- [Short exercise]: Repeat all entries exactly.

--- START OF Recorded data ---

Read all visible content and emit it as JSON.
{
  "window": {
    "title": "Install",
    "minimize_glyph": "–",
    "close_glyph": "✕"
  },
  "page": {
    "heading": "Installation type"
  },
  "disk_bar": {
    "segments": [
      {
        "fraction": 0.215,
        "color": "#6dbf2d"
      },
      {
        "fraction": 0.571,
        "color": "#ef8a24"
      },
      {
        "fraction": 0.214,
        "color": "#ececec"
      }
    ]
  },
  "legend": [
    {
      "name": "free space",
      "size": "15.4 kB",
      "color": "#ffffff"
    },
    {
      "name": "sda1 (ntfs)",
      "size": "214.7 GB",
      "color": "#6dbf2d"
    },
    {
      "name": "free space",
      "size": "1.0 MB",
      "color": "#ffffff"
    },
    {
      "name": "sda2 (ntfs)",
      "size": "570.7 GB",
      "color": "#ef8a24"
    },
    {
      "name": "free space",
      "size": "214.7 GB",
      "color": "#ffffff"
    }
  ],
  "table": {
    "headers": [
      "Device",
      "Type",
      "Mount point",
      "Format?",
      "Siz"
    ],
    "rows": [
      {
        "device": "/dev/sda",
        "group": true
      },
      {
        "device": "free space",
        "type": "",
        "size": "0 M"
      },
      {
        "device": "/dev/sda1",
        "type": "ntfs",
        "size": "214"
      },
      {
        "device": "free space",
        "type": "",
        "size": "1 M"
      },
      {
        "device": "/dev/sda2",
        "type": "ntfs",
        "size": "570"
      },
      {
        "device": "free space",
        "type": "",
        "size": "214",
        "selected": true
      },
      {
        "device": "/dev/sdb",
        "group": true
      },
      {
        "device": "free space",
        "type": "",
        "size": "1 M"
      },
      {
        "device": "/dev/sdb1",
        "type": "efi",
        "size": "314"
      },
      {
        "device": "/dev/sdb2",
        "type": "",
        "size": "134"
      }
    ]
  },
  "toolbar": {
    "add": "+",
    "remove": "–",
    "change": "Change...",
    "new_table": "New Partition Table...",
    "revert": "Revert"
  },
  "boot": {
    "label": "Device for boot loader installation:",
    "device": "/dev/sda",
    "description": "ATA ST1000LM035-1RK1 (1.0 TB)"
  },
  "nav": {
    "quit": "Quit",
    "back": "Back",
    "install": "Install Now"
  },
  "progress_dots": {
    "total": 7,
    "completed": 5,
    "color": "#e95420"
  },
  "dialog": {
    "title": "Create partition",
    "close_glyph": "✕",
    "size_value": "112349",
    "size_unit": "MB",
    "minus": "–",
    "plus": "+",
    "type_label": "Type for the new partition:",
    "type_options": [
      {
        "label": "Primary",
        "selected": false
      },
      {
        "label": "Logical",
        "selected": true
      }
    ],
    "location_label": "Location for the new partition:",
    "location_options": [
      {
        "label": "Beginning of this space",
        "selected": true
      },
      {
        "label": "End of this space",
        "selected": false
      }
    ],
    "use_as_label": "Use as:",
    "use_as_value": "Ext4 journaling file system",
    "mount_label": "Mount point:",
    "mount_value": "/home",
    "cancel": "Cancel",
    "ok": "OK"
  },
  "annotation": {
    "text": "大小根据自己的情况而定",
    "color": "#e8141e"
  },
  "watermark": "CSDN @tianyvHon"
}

--- END OF Recorded data ---

- [Worked solution]:
Read all visible content and emit it as JSON.
{
  "window": {
    "title": "Install",
    "minimize_glyph": "–",
    "close_glyph": "✕"
  },
  "page": {
    "heading": "Installation type"
  },
  "disk_bar": {
    "segments": [
      {
        "fraction": 0.215,
        "color": "#6dbf2d"
      },
      {
        "fraction": 0.571,
        "color": "#ef8a24"
      },
      {
        "fraction": 0.214,
        "color": "#ececec"
      }
    ]
  },
  "legend": [
    {
      "name": "free space",
      "size": "15.4 kB",
      "color": "#ffffff"
    },
    {
      "name": "sda1 (ntfs)",
      "size": "214.7 GB",
      "color": "#6dbf2d"
    },
    {
      "name": "free space",
      "size": "1.0 MB",
      "color": "#ffffff"
    },
    {
      "name": "sda2 (ntfs)",
      "size": "570.7 GB",
      "color": "#ef8a24"
    },
    {
      "name": "free space",
      "size": "214.7 GB",
      "color": "#ffffff"
    }
  ],
  "table": {
    "headers": [
      "Device",
      "Type",
      "Mount point",
      "Format?",
      "Siz"
    ],
    "rows": [
      {
        "device": "/dev/sda",
        "group": true
      },
      {
        "device": "free space",
        "type": "",
        "size": "0 M"
      },
      {
        "device": "/dev/sda1",
        "type": "ntfs",
        "size": "214"
      },
      {
        "device": "free space",
        "type": "",
        "size": "1 M"
      },
      {
        "device": "/dev/sda2",
        "type": "ntfs",
        "size": "570"
      },
      {
        "device": "free space",
        "type": "",
        "size": "214",
        "selected": true
      },
      {
        "device": "/dev/sdb",
        "group": true
      },
      {
        "device": "free space",
        "type": "",
        "size": "1 M"
      },
      {
        "device": "/dev/sdb1",
        "type": "efi",
        "size": "314"
      },
      {
        "device": "/dev/sdb2",
        "type": "",
        "size": "134"
      }
    ]
  },
  "toolbar": {
    "add": "+",
    "remove": "–",
    "change": "Change...",
    "new_table": "New Partition Table...",
    "revert": "Revert"
  },
  "boot": {
    "label": "Device for boot loader installation:",
    "device": "/dev/sda",
    "description": "ATA ST1000LM035-1RK1 (1.0 TB)"
  },
  "nav": {
    "quit": "Quit",
    "back": "Back",
    "install": "Install Now"
  },
  "progress_dots": {
    "total": 7,
    "completed": 5,
    "color": "#e95420"
  },
  "dialog": {
    "title": "Create partition",
    "close_glyph": "✕",
    "size_value": "112349",
    "size_unit": "MB",
    "minus": "–",
    "plus": "+",
    "type_label": "Type for the new partition:",
    "type_options": [
      {
        "label": "Primary",
        "selected": false
      },
      {
        "label": "Logical",
        "selected": true
      }
    ],
    "location_label": "Location for the new partition:",
    "location_options": [
      {
        "label": "Beginning of this space",
        "selected": true
      },
      {
        "label": "End of this space",
        "selected": false
      }
    ],
    "use_as_label": "Use as:",
    "use_as_value": "Ext4 journaling file system",
    "mount_label": "Mount point:",
    "mount_value": "/home",
    "cancel": "Cancel",
    "ok": "OK"
  },
  "annotation": {
    "text": "大小根据自己的情况而定",
    "color": "#e8141e"
  },
  "watermark": "CSDN @tianyvHon"
}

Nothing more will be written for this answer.